Report how many lines hold the word "name"; answer with the number alone.

■ GIVEN INFORMATION:
-- -- --
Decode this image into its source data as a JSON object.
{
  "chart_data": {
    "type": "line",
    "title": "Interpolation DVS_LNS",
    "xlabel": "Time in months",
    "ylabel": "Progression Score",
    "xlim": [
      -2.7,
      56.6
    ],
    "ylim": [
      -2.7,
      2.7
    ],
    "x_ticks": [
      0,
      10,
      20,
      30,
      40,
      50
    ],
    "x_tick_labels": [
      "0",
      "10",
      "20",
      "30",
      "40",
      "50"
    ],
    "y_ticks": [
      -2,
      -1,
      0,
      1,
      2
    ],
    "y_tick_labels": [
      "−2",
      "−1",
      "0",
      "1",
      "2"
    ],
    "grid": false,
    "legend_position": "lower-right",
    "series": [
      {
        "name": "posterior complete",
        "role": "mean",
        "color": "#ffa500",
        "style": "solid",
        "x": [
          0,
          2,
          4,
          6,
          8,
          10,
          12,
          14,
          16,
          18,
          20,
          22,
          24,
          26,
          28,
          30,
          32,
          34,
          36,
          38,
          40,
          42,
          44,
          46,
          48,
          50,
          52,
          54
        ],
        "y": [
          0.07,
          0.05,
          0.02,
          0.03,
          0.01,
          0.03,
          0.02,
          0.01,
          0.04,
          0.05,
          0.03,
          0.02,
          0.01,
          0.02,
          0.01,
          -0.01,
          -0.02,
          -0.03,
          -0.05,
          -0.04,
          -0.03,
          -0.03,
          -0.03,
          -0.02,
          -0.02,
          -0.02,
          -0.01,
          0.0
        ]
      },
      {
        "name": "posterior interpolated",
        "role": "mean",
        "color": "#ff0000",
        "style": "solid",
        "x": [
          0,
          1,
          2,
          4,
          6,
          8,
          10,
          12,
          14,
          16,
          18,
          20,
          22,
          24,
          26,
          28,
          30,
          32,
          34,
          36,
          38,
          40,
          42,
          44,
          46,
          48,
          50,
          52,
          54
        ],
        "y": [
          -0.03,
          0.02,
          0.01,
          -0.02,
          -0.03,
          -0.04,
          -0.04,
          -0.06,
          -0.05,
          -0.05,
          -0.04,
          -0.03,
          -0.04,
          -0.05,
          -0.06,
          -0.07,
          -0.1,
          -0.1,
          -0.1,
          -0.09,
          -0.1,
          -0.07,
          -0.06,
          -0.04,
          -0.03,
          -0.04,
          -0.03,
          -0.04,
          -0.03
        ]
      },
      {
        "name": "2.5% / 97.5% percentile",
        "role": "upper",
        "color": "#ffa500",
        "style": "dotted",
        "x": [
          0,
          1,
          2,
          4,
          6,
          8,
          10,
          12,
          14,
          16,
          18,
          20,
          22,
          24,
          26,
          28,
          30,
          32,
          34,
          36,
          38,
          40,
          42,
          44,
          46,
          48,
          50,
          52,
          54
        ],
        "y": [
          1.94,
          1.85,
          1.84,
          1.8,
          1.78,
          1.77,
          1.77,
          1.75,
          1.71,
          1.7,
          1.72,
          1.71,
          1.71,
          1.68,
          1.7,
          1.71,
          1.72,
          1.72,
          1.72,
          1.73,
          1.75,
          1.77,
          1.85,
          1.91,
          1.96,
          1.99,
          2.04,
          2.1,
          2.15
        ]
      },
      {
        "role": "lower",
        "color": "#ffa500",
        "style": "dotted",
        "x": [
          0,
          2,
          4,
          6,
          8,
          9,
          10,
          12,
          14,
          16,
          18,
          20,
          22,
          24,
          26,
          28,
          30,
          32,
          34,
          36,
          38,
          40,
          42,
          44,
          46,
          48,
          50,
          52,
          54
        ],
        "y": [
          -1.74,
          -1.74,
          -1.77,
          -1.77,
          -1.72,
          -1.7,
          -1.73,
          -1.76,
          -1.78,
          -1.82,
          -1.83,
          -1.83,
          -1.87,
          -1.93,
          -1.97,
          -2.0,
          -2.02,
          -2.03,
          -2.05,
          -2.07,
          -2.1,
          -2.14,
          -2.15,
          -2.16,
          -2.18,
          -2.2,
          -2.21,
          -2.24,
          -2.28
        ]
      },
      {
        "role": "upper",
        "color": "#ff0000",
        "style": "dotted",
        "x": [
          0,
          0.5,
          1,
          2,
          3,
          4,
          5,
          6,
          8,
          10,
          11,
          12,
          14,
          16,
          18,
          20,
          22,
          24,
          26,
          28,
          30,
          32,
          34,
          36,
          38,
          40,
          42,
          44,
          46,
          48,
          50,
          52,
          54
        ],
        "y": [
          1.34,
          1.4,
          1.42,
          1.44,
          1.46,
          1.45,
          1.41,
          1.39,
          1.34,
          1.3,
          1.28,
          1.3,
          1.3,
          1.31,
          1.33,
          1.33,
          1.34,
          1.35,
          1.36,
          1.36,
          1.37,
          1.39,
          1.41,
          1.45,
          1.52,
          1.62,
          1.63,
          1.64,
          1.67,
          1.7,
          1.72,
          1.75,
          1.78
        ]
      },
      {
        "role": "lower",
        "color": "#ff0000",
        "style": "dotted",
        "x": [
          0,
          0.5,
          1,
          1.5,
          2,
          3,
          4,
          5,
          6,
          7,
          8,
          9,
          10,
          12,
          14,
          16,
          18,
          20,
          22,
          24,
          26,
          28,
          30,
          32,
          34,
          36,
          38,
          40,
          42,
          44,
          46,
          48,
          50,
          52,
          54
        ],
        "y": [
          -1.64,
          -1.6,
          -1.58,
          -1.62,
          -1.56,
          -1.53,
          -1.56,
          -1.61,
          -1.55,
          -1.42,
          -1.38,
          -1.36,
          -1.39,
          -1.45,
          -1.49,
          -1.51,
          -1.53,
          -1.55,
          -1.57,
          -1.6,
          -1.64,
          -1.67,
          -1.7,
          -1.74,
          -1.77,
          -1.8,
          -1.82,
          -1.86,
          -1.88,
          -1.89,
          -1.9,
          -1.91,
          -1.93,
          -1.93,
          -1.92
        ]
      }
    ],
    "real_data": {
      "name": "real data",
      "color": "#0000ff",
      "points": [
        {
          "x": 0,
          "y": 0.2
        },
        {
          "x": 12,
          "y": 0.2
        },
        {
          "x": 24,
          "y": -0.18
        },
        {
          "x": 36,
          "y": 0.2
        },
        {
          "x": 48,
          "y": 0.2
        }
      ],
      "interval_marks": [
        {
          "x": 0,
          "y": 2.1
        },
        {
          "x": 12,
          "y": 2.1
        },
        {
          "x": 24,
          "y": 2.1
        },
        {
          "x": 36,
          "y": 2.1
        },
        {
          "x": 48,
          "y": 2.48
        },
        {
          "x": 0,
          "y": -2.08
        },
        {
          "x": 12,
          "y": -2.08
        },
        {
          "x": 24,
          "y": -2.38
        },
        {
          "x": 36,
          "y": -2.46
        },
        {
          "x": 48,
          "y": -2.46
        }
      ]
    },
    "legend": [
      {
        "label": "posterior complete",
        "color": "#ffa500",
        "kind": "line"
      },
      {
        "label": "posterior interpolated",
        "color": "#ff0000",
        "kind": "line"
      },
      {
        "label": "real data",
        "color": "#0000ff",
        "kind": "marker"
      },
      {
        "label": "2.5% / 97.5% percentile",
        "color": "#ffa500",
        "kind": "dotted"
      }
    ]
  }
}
-- -- --
■ EXERCISE OUTPUT: 4